## [Work to be completed]
Select every line below containing the word "plain".

•••

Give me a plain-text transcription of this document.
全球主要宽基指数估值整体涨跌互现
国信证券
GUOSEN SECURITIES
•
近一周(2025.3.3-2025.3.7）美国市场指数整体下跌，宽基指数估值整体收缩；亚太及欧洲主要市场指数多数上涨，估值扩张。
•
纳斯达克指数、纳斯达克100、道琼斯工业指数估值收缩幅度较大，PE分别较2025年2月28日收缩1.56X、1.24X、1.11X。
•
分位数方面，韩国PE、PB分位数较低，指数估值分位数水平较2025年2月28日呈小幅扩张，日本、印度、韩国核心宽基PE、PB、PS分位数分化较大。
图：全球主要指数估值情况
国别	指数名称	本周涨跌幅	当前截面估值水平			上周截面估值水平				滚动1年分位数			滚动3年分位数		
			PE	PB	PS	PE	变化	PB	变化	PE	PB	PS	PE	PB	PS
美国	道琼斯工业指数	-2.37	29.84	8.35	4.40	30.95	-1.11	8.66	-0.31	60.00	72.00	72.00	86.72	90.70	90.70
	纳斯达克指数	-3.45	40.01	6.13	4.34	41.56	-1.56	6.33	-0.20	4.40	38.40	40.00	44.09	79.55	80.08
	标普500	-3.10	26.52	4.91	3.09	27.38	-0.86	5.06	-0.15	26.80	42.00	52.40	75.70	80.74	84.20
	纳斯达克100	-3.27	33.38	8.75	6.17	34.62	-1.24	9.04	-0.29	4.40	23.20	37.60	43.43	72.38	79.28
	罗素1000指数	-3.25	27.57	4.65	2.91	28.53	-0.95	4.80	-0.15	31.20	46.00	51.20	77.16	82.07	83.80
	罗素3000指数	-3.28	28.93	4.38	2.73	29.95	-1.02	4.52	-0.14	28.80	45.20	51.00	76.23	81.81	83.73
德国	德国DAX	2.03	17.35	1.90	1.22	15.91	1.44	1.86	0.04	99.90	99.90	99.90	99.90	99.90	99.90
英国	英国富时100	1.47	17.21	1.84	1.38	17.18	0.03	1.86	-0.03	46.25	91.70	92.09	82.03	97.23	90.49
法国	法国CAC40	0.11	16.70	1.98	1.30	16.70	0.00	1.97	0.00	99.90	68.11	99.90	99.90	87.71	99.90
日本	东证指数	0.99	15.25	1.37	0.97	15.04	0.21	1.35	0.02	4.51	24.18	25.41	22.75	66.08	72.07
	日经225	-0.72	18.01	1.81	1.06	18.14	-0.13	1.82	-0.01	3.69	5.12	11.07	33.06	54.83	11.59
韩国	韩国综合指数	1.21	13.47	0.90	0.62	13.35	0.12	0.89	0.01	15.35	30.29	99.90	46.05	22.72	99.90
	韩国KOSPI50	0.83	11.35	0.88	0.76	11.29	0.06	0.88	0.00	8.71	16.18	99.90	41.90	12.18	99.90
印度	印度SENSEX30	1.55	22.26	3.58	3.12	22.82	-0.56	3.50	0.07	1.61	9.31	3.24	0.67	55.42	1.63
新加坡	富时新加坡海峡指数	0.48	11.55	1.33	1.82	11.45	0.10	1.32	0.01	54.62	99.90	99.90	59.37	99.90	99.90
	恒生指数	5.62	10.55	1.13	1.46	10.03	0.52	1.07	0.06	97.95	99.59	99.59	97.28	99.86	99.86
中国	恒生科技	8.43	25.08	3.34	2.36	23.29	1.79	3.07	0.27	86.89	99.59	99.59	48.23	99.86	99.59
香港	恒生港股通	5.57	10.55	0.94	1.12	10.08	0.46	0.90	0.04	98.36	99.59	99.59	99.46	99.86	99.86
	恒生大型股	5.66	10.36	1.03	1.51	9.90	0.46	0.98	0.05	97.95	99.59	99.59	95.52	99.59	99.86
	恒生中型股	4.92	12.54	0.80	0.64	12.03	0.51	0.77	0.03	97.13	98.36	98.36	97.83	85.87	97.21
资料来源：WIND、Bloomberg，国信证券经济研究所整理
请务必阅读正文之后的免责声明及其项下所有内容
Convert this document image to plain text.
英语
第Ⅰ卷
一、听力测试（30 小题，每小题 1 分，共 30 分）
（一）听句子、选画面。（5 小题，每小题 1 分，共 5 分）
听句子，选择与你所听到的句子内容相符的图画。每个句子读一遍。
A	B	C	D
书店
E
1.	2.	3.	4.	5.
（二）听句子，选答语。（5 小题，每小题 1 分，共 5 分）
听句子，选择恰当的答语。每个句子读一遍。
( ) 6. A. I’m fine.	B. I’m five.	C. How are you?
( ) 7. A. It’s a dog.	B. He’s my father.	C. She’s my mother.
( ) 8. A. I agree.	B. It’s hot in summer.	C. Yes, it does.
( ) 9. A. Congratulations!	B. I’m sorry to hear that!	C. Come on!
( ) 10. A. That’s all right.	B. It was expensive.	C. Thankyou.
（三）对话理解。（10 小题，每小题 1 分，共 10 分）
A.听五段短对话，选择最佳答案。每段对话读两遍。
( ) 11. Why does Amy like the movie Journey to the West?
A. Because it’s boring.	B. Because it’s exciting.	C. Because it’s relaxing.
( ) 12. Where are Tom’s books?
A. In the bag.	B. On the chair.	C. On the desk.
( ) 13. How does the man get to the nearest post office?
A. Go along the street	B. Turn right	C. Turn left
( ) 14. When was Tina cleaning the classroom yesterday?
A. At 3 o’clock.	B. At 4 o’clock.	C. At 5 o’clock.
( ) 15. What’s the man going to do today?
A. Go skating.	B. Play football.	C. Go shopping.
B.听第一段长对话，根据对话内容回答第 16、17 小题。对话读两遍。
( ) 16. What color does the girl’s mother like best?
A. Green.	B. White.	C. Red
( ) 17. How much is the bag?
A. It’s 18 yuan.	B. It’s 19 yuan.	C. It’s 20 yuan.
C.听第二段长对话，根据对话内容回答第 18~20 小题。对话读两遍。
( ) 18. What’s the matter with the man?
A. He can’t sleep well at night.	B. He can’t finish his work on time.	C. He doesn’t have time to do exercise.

•••

## [Completed exercise]
Give me a plain-text transcription of this document.
Convert this document image to plain text.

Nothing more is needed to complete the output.